**Consigne A:** Reproduisez le passage de l'entretien sur la Ferrari F40 LM situé entre « Vous l’avez précédemment » et « avec la F40. », bornes incluses.
**Consigne B:** Reprenez l'entretien sur la Ferrari F40 LM à l'endroit où il s'arrête et poursuivez-le.

**Texte cité:**
Nous publions une interview de l’époque (1999) du Président de Ferrari-France, Monsieur Daniel Marin, afin de bien comprendre le contexte du projet F40 LM et sa participation en compétition.
Bien que l’engagement en compétition ait toujours été une réalité pour Ferrari France. Quelle raison principale vous a incité à lancer le projet F40 Corsa ?
Cela remonte à une période plus ancienne, c’est à dire quand nous avons commencé avec la 308 Rallye, à l’époque l’on poussait déjà l’usine à fabriquer des voitures clients plus légères, plus sportives, disons en séries spéciales. Le commendatore Ferrari disait à l’époque que c’était très difficile de faire des voitures légères et quand est née la 308 Rallye, qui pesait 950kg, il fut très surpris d’arriver à un tel poids. En résumé, il s’est dit, il y a des possibilités, on peut faire quelque chose d’où la naissance de la 288 GTO. Toute suite, la GTO étant construite, nous fîmes la GTO Evoluzione qui devait courir en Groupe B. A l’époque, j’avais une divergence de vue avec le commendatore Ferrari qui voulait faire du circuit alors que j’étais plus favorable au Rallye avec des épreuves tel que le tour de France, le tour de Corse. Évidemment avec un pilote compétent et de qualité, c’est une voiture qu’il aurait fallu conduire sur la route. Il a donc été construit trois voitures GTO Evoluzione, ces voitures terminées le Groupe B était supprimé. Abandon de ces voitures qui furent vendues à des collectionneurs. Puisque la voiture avait été préparée, équipée, testée, de là vint l’idée de faire la F40 client, sur la base de la GTO Evoluzione. Et sur la base de la F40 Client, nous pensâmes pourquoi ne pas continuer à faire une voiture de course. Ferrari était tout a fait d’accord, le directeur général Razelli de même. Nous prîmes la décision de fabriquer deux voitures pour nous engager en GTC. Les voitures fabriquées, le GTC n’existait pas et cela après avoir eu les assurances à l’époque de la FIA et FISA. Le GTC était un projet mort-né. Il fallait bien faire quelque chose de ces voitures. Il y avait une possibilité, c’était de les faire courir en Amérique, en IMSA, d’où la décision finale. C’était une suite logique.
Vous l’avez précédemment dit , la F40LM devait participer à la compétition européenne GTC, au dernier moment elle n’existait plus . Néanmoins, votre décision de vous engager au États-Unis en catégorie IMSA fut-elle immédiate ?
Oui, nous avions les voitures. Nous avions déjà eu l’expérience de la GTO Evoluzione où trois voitures avaient été construites pour aller directement au musée. Nous ne voulions pas recommencer avec la F40.

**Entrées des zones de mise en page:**
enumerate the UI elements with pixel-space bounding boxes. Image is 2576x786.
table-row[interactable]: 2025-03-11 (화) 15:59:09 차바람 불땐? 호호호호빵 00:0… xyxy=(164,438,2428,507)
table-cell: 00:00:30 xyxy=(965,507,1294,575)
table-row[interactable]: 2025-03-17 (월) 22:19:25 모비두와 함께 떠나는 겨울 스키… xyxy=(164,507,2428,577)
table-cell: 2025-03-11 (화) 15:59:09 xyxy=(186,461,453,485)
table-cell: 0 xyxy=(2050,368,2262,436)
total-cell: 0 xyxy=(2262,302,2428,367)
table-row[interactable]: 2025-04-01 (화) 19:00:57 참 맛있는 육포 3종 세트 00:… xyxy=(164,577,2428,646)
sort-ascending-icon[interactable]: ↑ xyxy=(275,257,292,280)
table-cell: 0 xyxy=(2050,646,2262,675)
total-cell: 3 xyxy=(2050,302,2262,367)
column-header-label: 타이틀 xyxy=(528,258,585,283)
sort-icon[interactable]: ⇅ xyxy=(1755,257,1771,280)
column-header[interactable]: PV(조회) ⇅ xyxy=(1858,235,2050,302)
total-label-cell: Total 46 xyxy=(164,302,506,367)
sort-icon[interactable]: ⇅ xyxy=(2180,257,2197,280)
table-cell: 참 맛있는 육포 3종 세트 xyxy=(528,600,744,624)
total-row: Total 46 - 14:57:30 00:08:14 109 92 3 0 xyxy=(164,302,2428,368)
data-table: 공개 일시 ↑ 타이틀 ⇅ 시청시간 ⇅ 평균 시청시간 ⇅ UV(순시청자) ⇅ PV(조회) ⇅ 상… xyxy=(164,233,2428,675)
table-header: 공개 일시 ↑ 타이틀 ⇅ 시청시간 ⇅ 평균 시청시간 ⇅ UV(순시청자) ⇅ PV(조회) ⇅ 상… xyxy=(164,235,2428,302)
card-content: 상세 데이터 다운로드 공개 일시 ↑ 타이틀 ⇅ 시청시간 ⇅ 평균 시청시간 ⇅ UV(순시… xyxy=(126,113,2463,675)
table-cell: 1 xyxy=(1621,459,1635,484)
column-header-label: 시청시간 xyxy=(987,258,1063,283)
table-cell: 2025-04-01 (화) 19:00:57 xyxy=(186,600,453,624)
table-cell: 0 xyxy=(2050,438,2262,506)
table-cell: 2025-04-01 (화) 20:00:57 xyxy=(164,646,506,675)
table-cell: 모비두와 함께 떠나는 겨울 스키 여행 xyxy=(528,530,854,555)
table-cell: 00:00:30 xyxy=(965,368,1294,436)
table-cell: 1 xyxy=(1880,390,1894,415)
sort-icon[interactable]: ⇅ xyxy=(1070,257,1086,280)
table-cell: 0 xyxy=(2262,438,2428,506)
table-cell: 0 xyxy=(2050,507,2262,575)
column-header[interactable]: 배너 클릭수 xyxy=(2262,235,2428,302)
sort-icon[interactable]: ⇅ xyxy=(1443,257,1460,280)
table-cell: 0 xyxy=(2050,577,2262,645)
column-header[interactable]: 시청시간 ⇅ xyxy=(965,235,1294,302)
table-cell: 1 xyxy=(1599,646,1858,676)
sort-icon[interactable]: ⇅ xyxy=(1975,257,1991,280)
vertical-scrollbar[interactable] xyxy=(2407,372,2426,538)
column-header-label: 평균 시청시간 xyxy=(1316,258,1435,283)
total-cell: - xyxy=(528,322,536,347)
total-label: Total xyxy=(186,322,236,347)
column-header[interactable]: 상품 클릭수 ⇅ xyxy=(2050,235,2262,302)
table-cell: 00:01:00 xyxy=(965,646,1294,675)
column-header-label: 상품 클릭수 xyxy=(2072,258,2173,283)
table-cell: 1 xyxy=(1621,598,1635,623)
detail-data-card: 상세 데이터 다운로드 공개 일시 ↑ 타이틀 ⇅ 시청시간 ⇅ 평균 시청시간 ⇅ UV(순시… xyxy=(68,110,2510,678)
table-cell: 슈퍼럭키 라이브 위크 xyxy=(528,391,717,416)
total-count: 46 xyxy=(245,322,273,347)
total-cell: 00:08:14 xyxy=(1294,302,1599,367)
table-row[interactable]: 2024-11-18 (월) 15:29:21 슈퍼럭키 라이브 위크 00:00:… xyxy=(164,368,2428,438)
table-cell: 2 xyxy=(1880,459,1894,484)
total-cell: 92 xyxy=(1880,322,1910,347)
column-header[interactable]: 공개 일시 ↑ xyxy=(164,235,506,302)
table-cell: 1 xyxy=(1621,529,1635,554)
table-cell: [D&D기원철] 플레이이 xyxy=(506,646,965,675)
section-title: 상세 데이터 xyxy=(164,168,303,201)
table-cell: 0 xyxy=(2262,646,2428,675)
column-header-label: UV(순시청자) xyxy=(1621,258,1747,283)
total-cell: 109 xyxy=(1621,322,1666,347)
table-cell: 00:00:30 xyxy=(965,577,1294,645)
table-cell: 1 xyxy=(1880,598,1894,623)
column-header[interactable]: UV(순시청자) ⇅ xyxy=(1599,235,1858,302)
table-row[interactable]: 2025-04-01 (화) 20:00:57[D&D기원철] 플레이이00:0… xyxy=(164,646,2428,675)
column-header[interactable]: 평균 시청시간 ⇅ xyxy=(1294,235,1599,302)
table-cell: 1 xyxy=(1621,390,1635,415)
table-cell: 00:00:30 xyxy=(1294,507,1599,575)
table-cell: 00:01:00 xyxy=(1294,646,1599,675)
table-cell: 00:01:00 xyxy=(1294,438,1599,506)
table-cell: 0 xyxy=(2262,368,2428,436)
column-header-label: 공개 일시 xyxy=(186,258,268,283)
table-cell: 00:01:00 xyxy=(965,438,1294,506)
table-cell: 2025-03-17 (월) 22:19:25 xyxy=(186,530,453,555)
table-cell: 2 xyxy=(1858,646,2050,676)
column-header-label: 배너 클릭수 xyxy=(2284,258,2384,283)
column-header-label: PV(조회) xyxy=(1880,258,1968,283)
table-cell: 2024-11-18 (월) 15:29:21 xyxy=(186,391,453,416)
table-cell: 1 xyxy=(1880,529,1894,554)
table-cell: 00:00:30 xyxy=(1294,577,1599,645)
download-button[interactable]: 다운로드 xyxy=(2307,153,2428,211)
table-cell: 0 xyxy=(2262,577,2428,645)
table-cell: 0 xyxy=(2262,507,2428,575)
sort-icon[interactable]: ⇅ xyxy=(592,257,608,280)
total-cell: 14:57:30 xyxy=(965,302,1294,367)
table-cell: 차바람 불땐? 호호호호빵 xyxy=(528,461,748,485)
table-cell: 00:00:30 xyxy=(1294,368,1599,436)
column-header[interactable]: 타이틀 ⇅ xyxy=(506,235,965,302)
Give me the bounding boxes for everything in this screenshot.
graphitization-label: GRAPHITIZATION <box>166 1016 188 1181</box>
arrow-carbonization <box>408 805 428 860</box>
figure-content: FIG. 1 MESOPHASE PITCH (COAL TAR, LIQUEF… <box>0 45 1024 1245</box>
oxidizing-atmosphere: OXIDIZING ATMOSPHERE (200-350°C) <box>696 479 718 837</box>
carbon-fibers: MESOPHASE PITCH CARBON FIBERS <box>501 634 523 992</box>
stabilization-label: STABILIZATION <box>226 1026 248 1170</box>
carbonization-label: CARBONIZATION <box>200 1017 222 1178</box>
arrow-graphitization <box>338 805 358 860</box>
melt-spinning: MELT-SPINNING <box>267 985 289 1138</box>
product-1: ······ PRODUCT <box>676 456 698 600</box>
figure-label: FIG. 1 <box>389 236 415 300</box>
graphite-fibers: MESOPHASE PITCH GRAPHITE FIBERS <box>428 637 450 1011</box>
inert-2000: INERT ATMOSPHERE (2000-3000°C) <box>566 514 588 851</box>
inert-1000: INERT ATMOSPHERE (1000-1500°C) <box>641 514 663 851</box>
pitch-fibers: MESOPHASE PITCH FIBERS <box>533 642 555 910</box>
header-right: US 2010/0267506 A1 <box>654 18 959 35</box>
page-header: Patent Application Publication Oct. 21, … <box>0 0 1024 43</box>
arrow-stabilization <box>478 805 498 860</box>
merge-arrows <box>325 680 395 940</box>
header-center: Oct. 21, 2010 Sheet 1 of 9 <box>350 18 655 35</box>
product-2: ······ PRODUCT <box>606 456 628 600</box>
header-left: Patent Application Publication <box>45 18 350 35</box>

**Réponse A:**
Vous l’avez précédemment dit , la F40LM devait participer à la compétition européenne GTC, au dernier moment elle n’existait plus . Néanmoins, votre décision de vous engager au États-Unis en catégorie IMSA fut-elle immédiate ?
Oui, nous avions les voitures. Nous avions déjà eu l’expérience de la GTO Evoluzione où trois voitures avaient été construites pour aller directement au musée. Nous ne voulions pas recommencer avec la F40.

**Réponse B:**
Pour la première fois, de mémoire de Ferrariste, un importateur engage seul un modèle en compétition. Pour être plus précis, les 250GTO, 250GT, 365GTB/4, 365 GT/BB, BB512, etc…ont toujours été développées parallèlement et présentées conjointement en compétition par des concessions phares : Ferrari France, NART, Scuderia Filipinetti, Francorchamps, etc… Au commencement, ne vous êtes vous pas senti “isolé” sur ce projet ?
Non, dés l’origine du projet, pour des raisons d’intendance, il eut été très difficile de préparer plusieurs voitures. Ferrari réalisa deux châssis. Puis le projet évolua avec des voitures clients que ces derniers firent courir ou non, puis il y a eu la GTE. Mais bon, il fallait déjà prouver que cette voiture marchait. Maintenant je peux ajouter une chose, c’est que faire des courses en Amérique catégorie IMSA, c’est un peu aujourd’hui comme le sport-proto en Europe. Comme le disait le Commendatore Ferrari cela se rapproche plus des courses de chevaux que des courses automobiles. C’est à dire que si vous gagnez on vous impose un leste ou alors un “restricteur” plus petit pour que vous attendiez les autres, ou l’on vous enlève de l’appui aérodynamique. C’est plus des courses spectacles que des courses automobiles. A la limite avec ce genre de courses automobiles vous pouvez faire gagner qui vous avez envie.
C’est pour le moins direct !
Mais c’est la vérité. Maintenant en proto ISRS, c’est pareil, le gagnant est lesté de 40Kg à chaque fois. Alors si on n’appelle cela de la course automobile.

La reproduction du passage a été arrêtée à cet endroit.